SHORT TASK — Return all lines where the word "from" can be found.
Start AVAILABLE DATA
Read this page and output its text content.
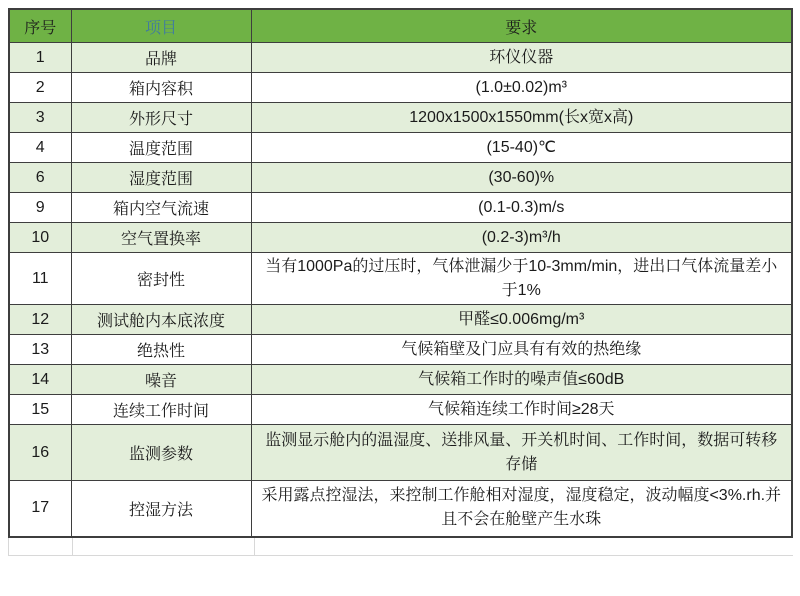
序号	项目	要求
1	品牌	环仪仪器
2	箱内容积	(1.0±0.02)m³
3	外形尺寸	1200x1500x1550mm(长x宽x高)
4	温度范围	(15-40)℃
6	湿度范围	(30-60)%
9	箱内空气流速	(0.1-0.3)m/s
10	空气置换率	(0.2-3)m³/h
11	密封性	当有1000Pa的过压时，气体泄漏少于10-3mm/min，进出口气体流量差小于1%
12	测试舱内本底浓度	甲醛≤0.006mg/m³
13	绝热性	气候箱壁及门应具有有效的热绝缘
14	噪音	气候箱工作时的噪声值≤60dB
15	连续工作时间	气候箱连续工作时间≥28天
16	监测参数	监测显示舱内的温湿度、送排风量、开关机时间、工作时间，数据可转移存储
17	控湿方法	采用露点控湿法，来控制工作舱相对湿度，湿度稳定，波动幅度<3%.rh.并且不会在舱壁产生水珠
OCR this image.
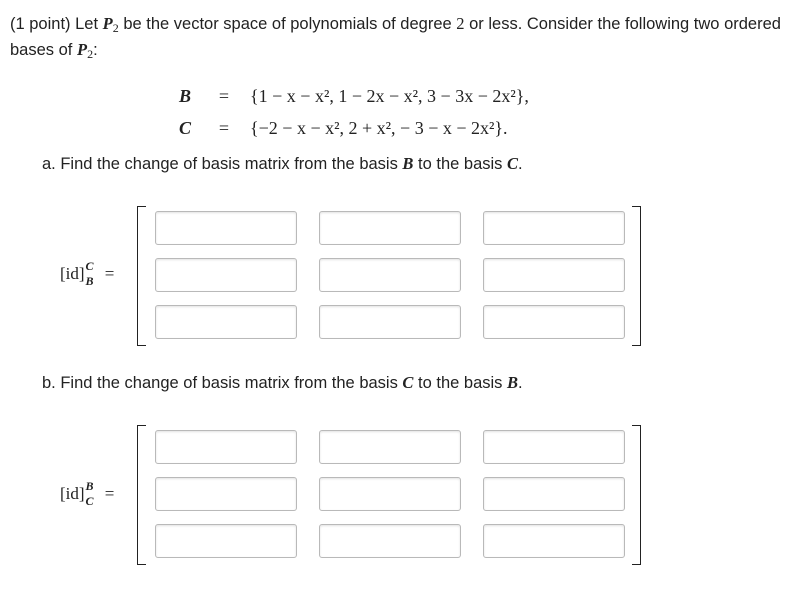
(1 point) Let $P_2$ be the vector space of polynomials of degree 2 or less. Consider the following two ordered bases of $P_2$:
B	=	{1 − x − x², 1 − 2x − x², 3 − 3x − 2x²},
C	=	{−2 − x − x², 2 + x², − 3 − x − 2x²}.
a. Find the change of basis matrix from the basis B to the basis C.
[id] C
B =
b. Find the change of basis matrix from the basis C to the basis B.
[id] B
C =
End AVAILABLE DATA
IN RESPONSE —
a. Find the change of basis matrix from the basis B to the basis C.
b. Find the change of basis matrix from the basis C to the basis B.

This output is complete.